In the records below, find the line containing "What does this", then copy that line and all lines after it, exactly, omitting every picture.

※ ※ ※

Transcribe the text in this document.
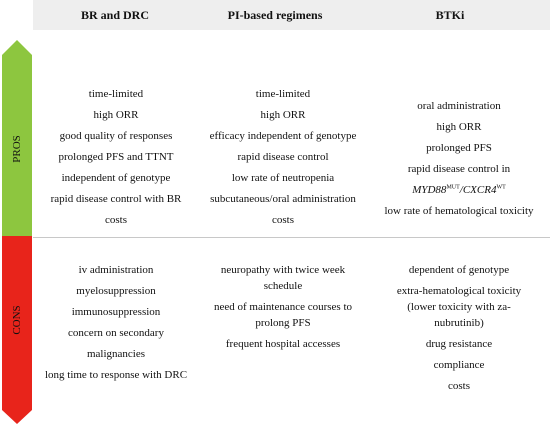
BR and DRC	PI-based regimens	BTKi
PROS
CONS

time-limited

high ORR

good quality of responses

prolonged PFS and TTNT

independent of genotype

rapid disease control with BR

costs

time-limited

high ORR

efficacy independent of genotype

rapid disease control

low rate of neutropenia

subcutaneous/oral administration

costs

oral administration

high ORR

prolonged PFS

rapid disease control in

$MYD88^{MUT}/CXCR4^{WT}$

low rate of hematological toxicity

iv administration

myelosuppression

immunosuppression

concern on secondary

malignancies

long time to response with DRC

neuropathy with twice week

schedule

need of maintenance courses to

prolong PFS

frequent hospital accesses

dependent of genotype

extra-hematological toxicity

(lower toxicity with za-

nubrutinib)

drug resistance

compliance

costs
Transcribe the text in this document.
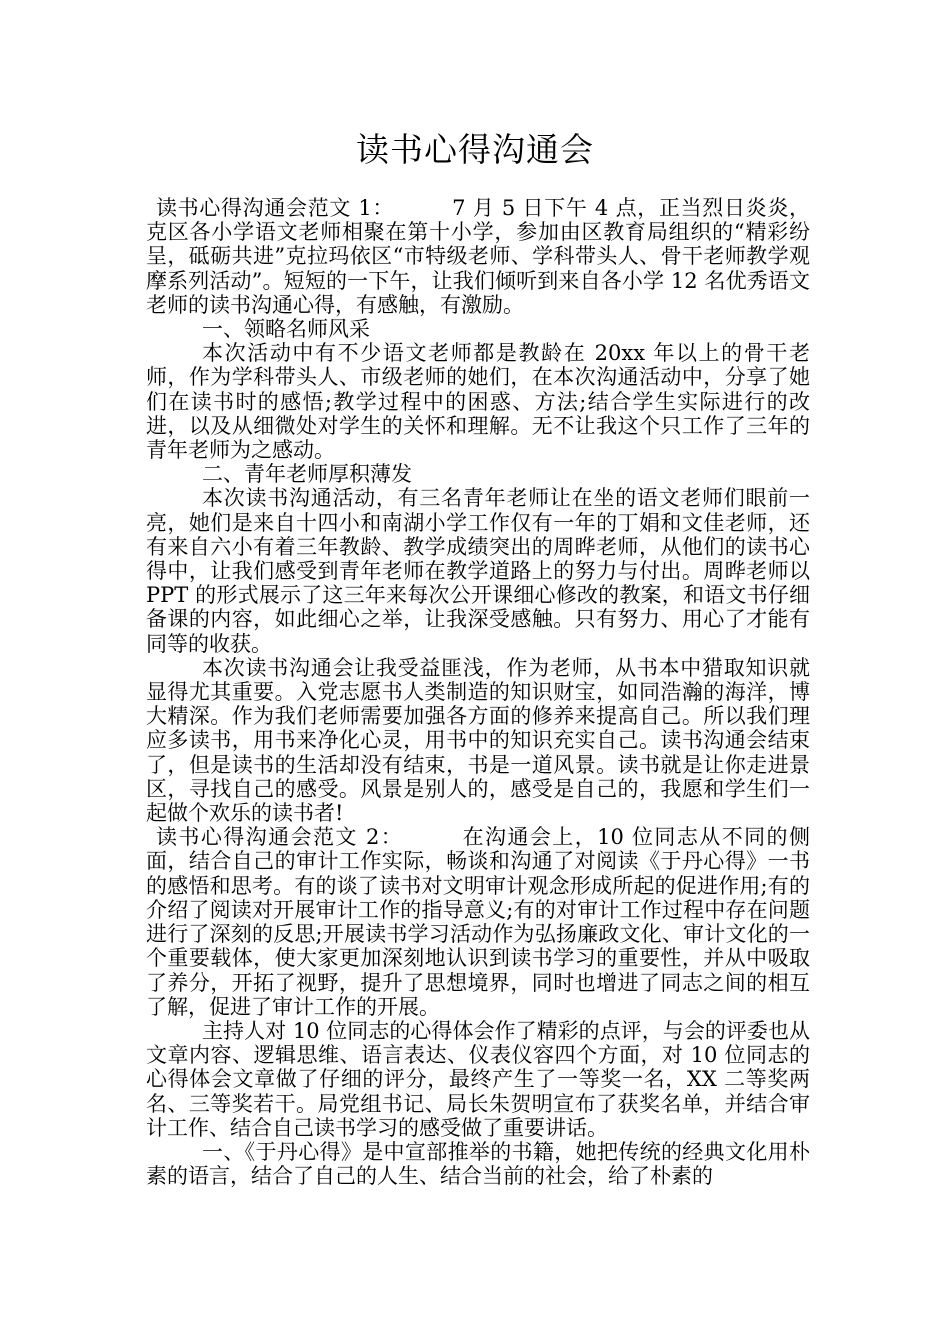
读书心得沟通会

读书心得沟通会范文 1：	7 月 5 日下午 4 点，正当烈日炎炎，克区各小学语文老师相聚在第十小学，参加由区教育局组织的“精彩纷呈，砥砺共进”克拉玛依区“市特级老师、学科带头人、骨干老师教学观摩系列活动”。短短的一下午，让我们倾听到来自各小学 12 名优秀语文老师的读书沟通心得，有感触，有激励。

一、领略名师风采

本次活动中有不少语文老师都是教龄在 20xx 年以上的骨干老师，作为学科带头人、市级老师的她们，在本次沟通活动中，分享了她们在读书时的感悟;教学过程中的困惑、方法;结合学生实际进行的改进，以及从细微处对学生的关怀和理解。无不让我这个只工作了三年的青年老师为之感动。

二、青年老师厚积薄发

本次读书沟通活动，有三名青年老师让在坐的语文老师们眼前一亮，她们是来自十四小和南湖小学工作仅有一年的丁娟和文佳老师，还有来自六小有着三年教龄、教学成绩突出的周晔老师，从他们的读书心得中，让我们感受到青年老师在教学道路上的努力与付出。周晔老师以 PPT 的形式展示了这三年来每次公开课细心修改的教案，和语文书仔细备课的内容，如此细心之举，让我深受感触。只有努力、用心了才能有同等的收获。

本次读书沟通会让我受益匪浅，作为老师，从书本中猎取知识就显得尤其重要。入党志愿书人类制造的知识财宝，如同浩瀚的海洋，博大精深。作为我们老师需要加强各方面的修养来提高自己。所以我们理应多读书，用书来净化心灵，用书中的知识充实自己。读书沟通会结束了，但是读书的生活却没有结束，书是一道风景。读书就是让你走进景区，寻找自己的感受。风景是别人的，感受是自己的，我愿和学生们一起做个欢乐的读书者!

读书心得沟通会范文 2：	在沟通会上，10 位同志从不同的侧面，结合自己的审计工作实际，畅谈和沟通了对阅读《于丹心得》一书的感悟和思考。有的谈了读书对文明审计观念形成所起的促进作用;有的介绍了阅读对开展审计工作的指导意义;有的对审计工作过程中存在问题进行了深刻的反思;开展读书学习活动作为弘扬廉政文化、审计文化的一个重要载体，使大家更加深刻地认识到读书学习的重要性，并从中吸取了养分，开拓了视野，提升了思想境界，同时也增进了同志之间的相互了解，促进了审计工作的开展。

主持人对 10 位同志的心得体会作了精彩的点评，与会的评委也从文章内容、逻辑思维、语言表达、仪表仪容四个方面，对 10 位同志的心得体会文章做了仔细的评分，最终产生了一等奖一名，XX 二等奖两名、三等奖若干。局党组书记、局长朱贺明宣布了获奖名单，并结合审计工作、结合自己读书学习的感受做了重要讲话。

一、《于丹心得》是中宣部推举的书籍，她把传统的经典文化用朴素的语言，结合了自己的人生、结合当前的社会，给了朴素的
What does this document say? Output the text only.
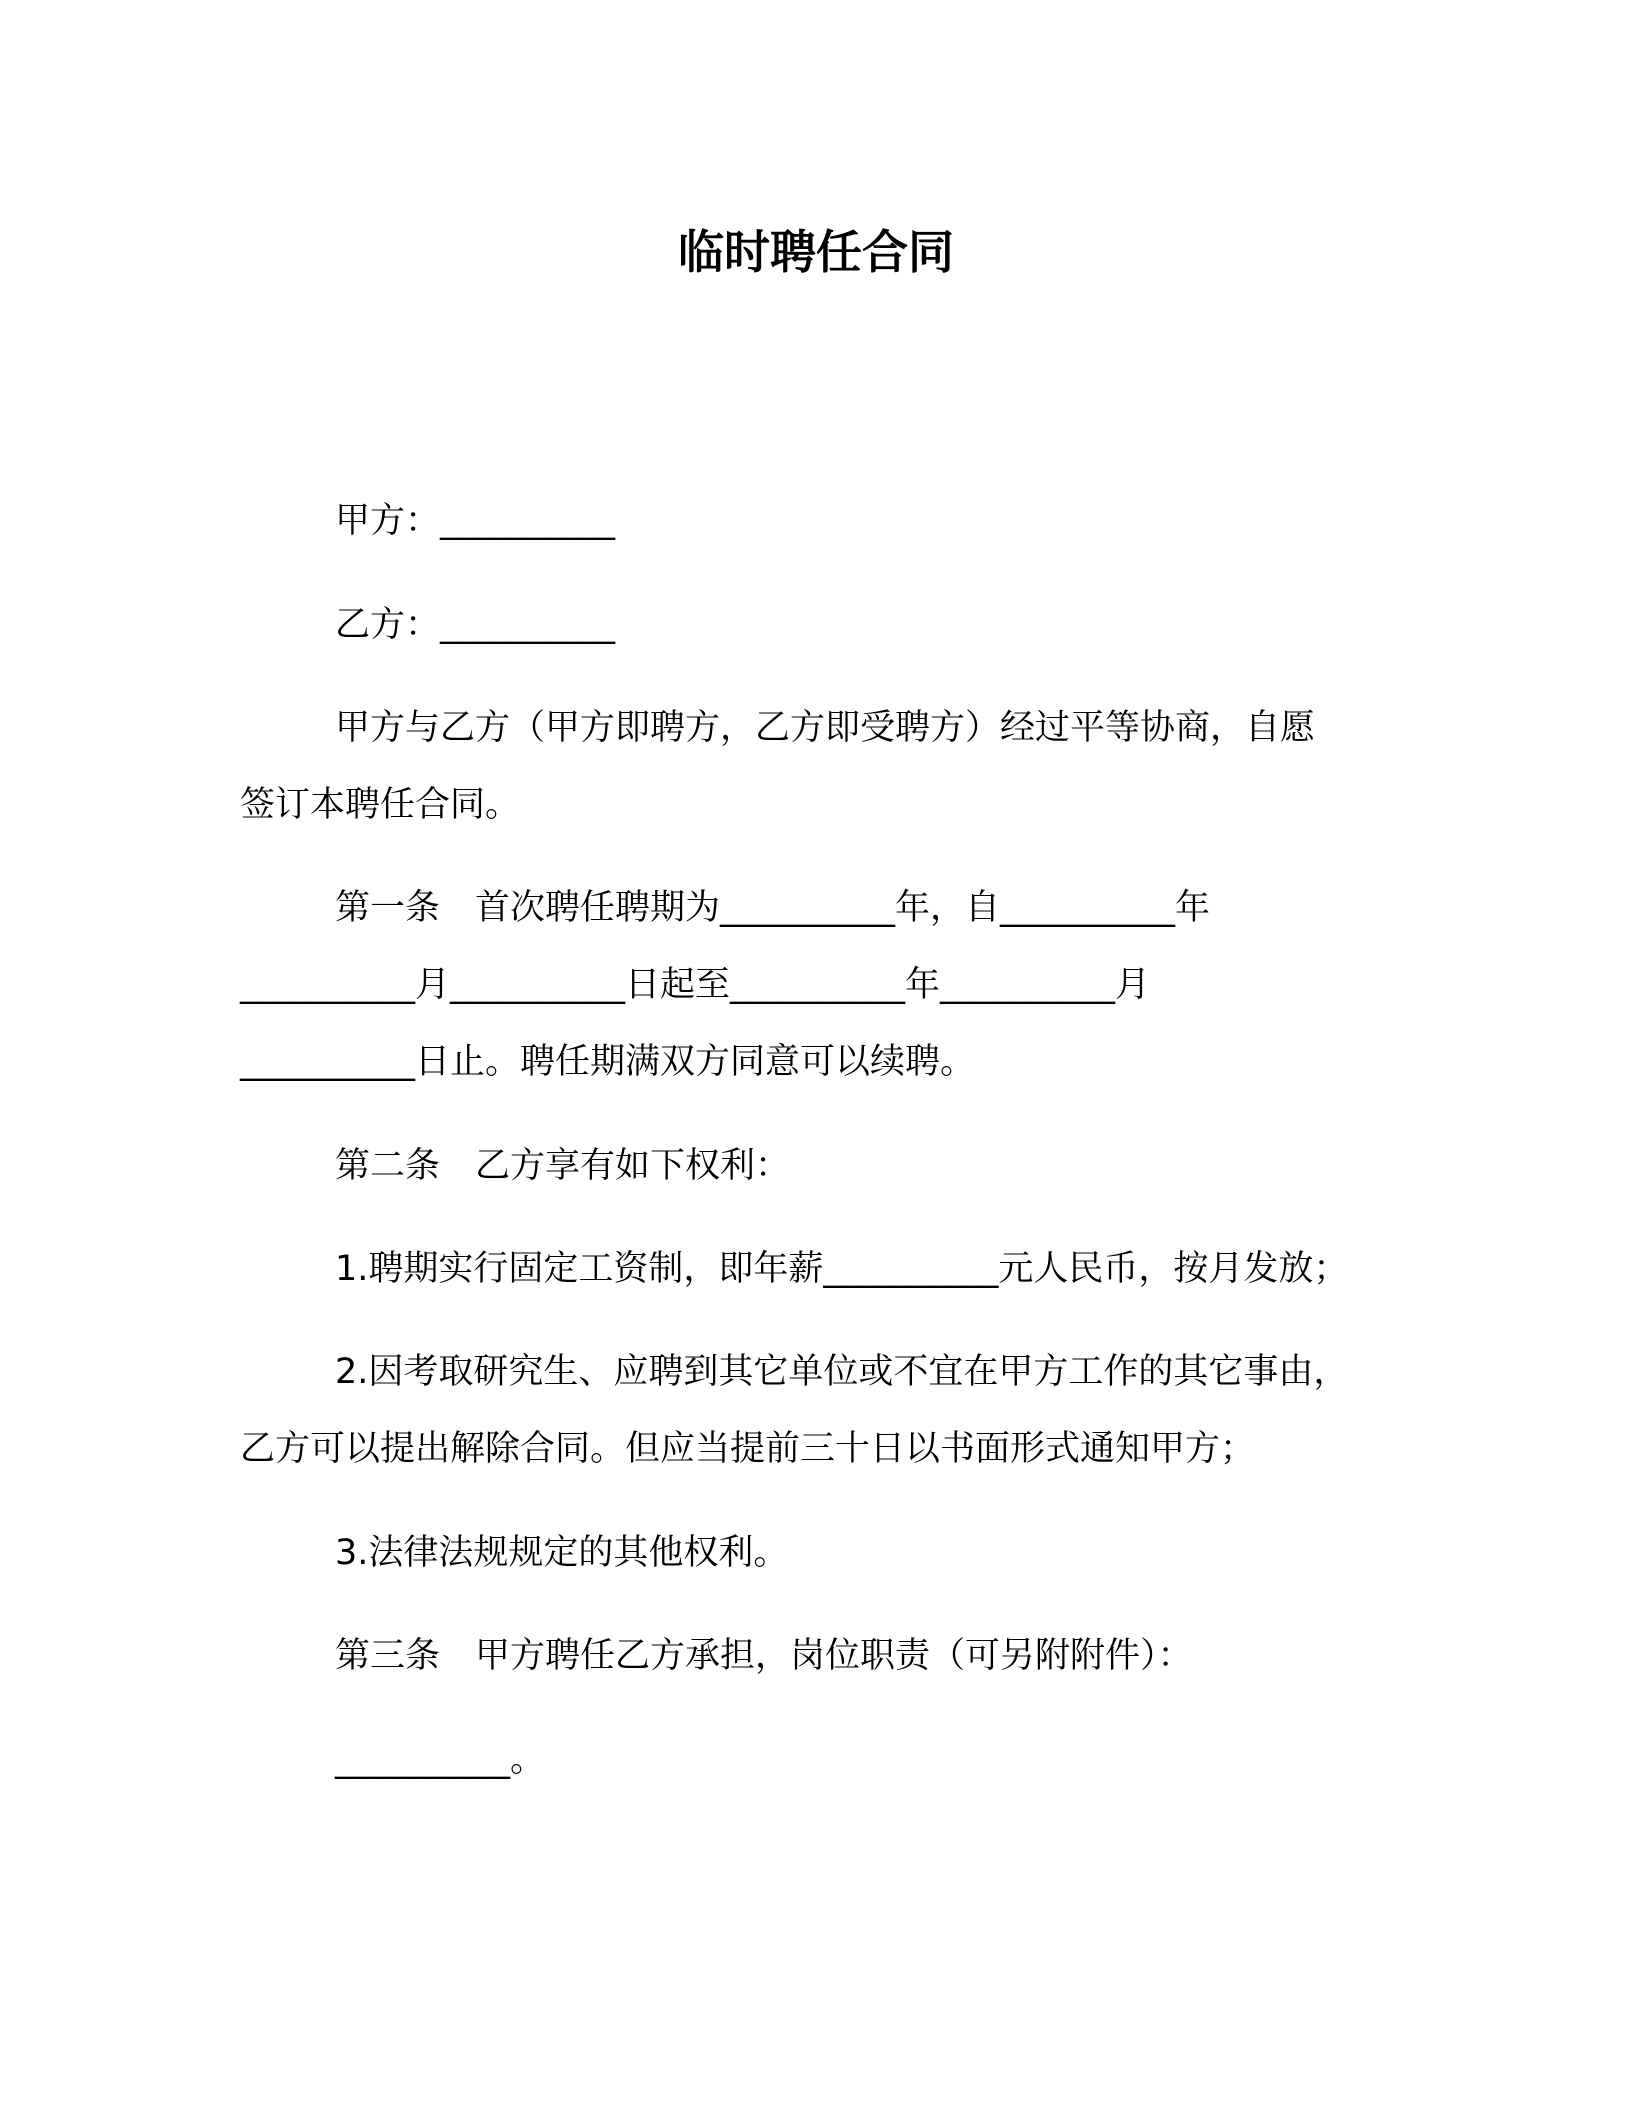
临时聘任合同
甲方：__________
乙方：__________
甲方与乙方（甲方即聘方，乙方即受聘方）经过平等协商，自愿
签订本聘任合同。
第一条　首次聘任聘期为__________年，自__________年
__________月__________日起至__________年__________月
__________日止。聘任期满双方同意可以续聘。
第二条　乙方享有如下权利：
1.聘期实行固定工资制，即年薪__________元人民币，按月发放；
2.因考取研究生、应聘到其它单位或不宜在甲方工作的其它事由，
乙方可以提出解除合同。但应当提前三十日以书面形式通知甲方；
3.法律法规规定的其他权利。
第三条　甲方聘任乙方承担，岗位职责（可另附附件）：
__________。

※ ※ ※

ANSWER TO THIS PROBLEM
What does this document say? Output the text only.
临时聘任合同
甲方：__________
乙方：__________
甲方与乙方（甲方即聘方，乙方即受聘方）经过平等协商，自愿
签订本聘任合同。
第一条　首次聘任聘期为__________年，自__________年
__________月__________日起至__________年__________月
__________日止。聘任期满双方同意可以续聘。
第二条　乙方享有如下权利：
1.聘期实行固定工资制，即年薪__________元人民币，按月发放；
2.因考取研究生、应聘到其它单位或不宜在甲方工作的其它事由，
乙方可以提出解除合同。但应当提前三十日以书面形式通知甲方；
3.法律法规规定的其他权利。
第三条　甲方聘任乙方承担，岗位职责（可另附附件）：
__________。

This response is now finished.